BEGIN Input material

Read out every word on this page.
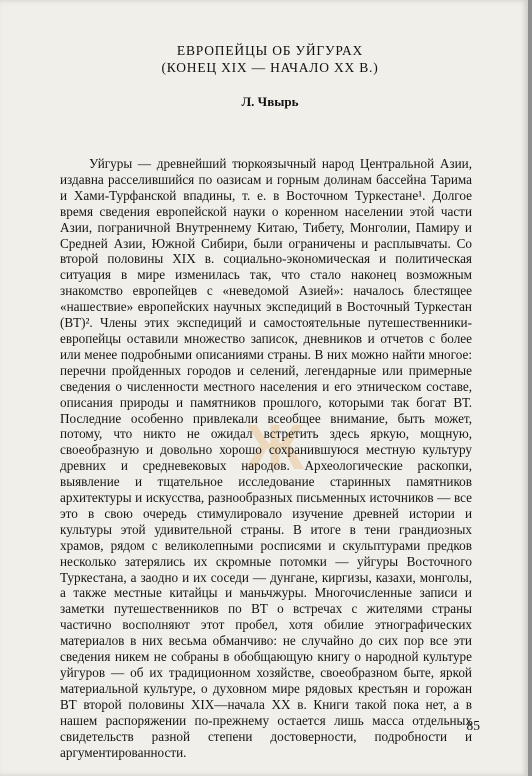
ЕВРОПЕЙЦЫ ОБ УЙГУРАХ
(КОНЕЦ XIX — НАЧАЛО XX В.)
Л. Чвырь
Ж

Уйгуры — древнейший тюркоязычный народ Центральной Азии, издавна расселившийся по оазисам и горным долинам бассейна Тарима и Хами-Турфанской впадины, т. е. в Восточном Туркестане¹. Долгое время сведения европейской науки о коренном населении этой части Азии, пограничной Внутреннему Китаю, Тибету, Монголии, Памиру и Средней Азии, Южной Сибири, были ограничены и расплывчаты. Со второй половины XIX в. социально-экономическая и политическая ситуация в мире изменилась так, что стало наконец возможным знакомство европейцев с «неведомой Азией»: началось блестящее «нашествие» европейских научных экспедиций в Восточный Туркестан (ВТ)². Члены этих экспедиций и самостоятельные путешественники-европейцы оставили множество записок, дневников и отчетов с более или менее подробными описаниями страны. В них можно найти многое: перечни пройденных городов и селений, легендарные или примерные сведения о численности местного населения и его этническом составе, описания природы и памятников прошлого, которыми так богат ВТ. Последние особенно привлекали всеобщее внимание, быть может, потому, что никто не ожидал встретить здесь яркую, мощную, своеобразную и довольно хорошо сохранившуюся местную культуру древних и средневековых народов. Археологические раскопки, выявление и тщательное исследование старинных памятников архитектуры и искусства, разнообразных письменных источников — все это в свою очередь стимулировало изучение древней истории и культуры этой удивительной страны. В итоге в тени грандиозных храмов, рядом с великолепными росписями и скульптурами предков несколько затерялись их скромные потомки — уйгуры Восточного Туркестана, а заодно и их соседи — дунгане, киргизы, казахи, монголы, а также местные китайцы и маньчжуры. Многочисленные записи и заметки путешественников по ВТ о встречах с жителями страны частично восполняют этот пробел, хотя обилие этнографических материалов в них весьма обманчиво: не случайно до сих пор все эти сведения никем не собраны в обобщающую книгу о народной культуре уйгуров — об их традиционном хозяйстве, своеобразном быте, яркой материальной культуре, о духовном мире рядовых крестьян и горожан ВТ второй половины XIX—начала XX в. Книги такой пока нет, а в нашем распоряжении по-прежнему остается лишь масса отдельных свидетельств разной степени достоверности, подробности и аргументированности.

85
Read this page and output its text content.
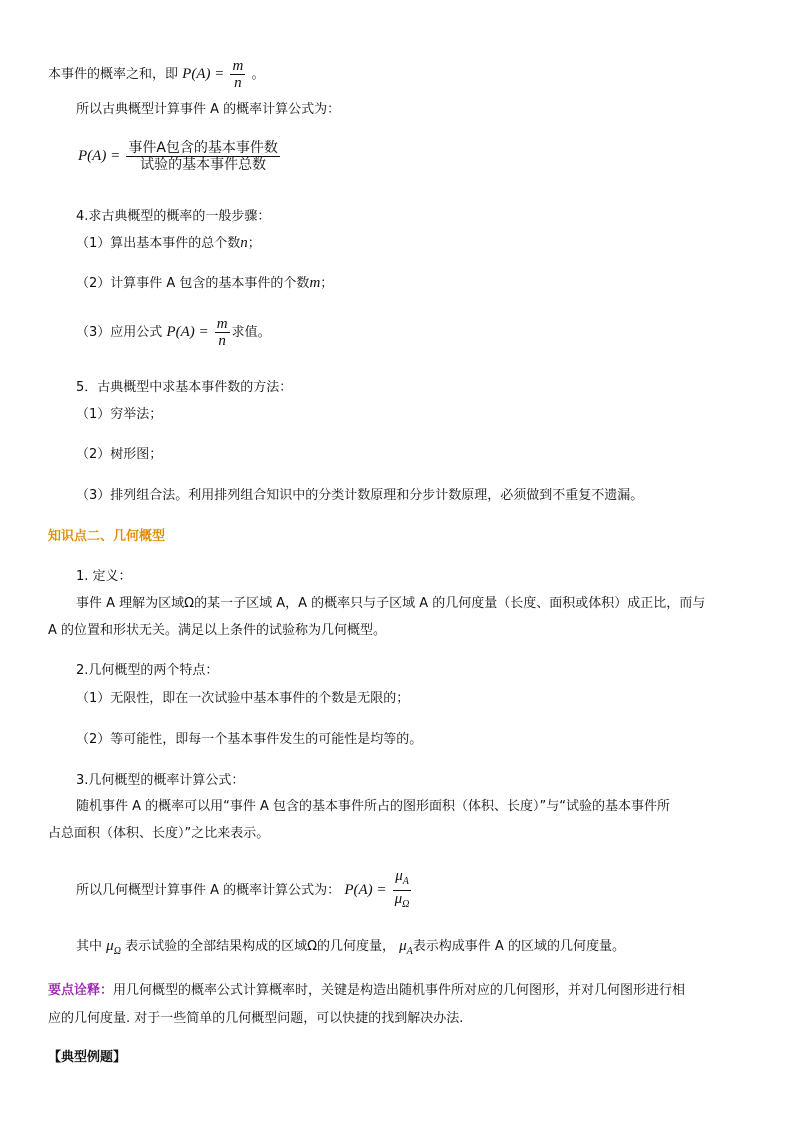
本事件的概率之和，即 $P(A) = \frac{m}{n}$ 。
所以古典概型计算事件 A 的概率计算公式为：
$P(A) = \frac{\text{事件A包含的基本事件数}}{\text{试验的基本事件总数}}$
4.求古典概型的概率的一般步骤：
（1）算出基本事件的总个数n；
（2）计算事件 A 包含的基本事件的个数m；
（3）应用公式 $P(A) = \frac{m}{n}$ 求值。
5．古典概型中求基本事件数的方法：
（1）穷举法；
（2）树形图；
（3）排列组合法。利用排列组合知识中的分类计数原理和分步计数原理，必须做到不重复不遗漏。
知识点二、几何概型
1. 定义：
事件 A 理解为区域Ω的某一子区域 A，A 的概率只与子区域 A 的几何度量（长度、面积或体积）成正比，而与
A 的位置和形状无关。满足以上条件的试验称为几何概型。
2.几何概型的两个特点：
（1）无限性，即在一次试验中基本事件的个数是无限的；
（2）等可能性，即每一个基本事件发生的可能性是均等的。
3.几何概型的概率计算公式：
随机事件 A 的概率可以用“事件 A 包含的基本事件所占的图形面积（体积、长度）”与“试验的基本事件所
占总面积（体积、长度）”之比来表示。
所以几何概型计算事件 A 的概率计算公式为： $P(A) = \frac{\mu_A}{\mu_\Omega}$
其中 $\mu_\Omega$ 表示试验的全部结果构成的区域Ω的几何度量， $\mu_A$表示构成事件 A 的区域的几何度量。
要点诠释：用几何概型的概率公式计算概率时，关键是构造出随机事件所对应的几何图形，并对几何图形进行相
应的几何度量. 对于一些简单的几何概型问题，可以快捷的找到解决办法.
【典型例题】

END Input material

● Direction
Gather each line from the listing above that holds "frac".

● Solution for this task
本事件的概率之和，即 $P(A) = \frac{m}{n}$ 。
$P(A) = \frac{\text{事件A包含的基本事件数}}{\text{试验的基本事件总数}}$
（3）应用公式 $P(A) = \frac{m}{n}$ 求值。
所以几何概型计算事件 A 的概率计算公式为： $P(A) = \frac{\mu_A}{\mu_\Omega}$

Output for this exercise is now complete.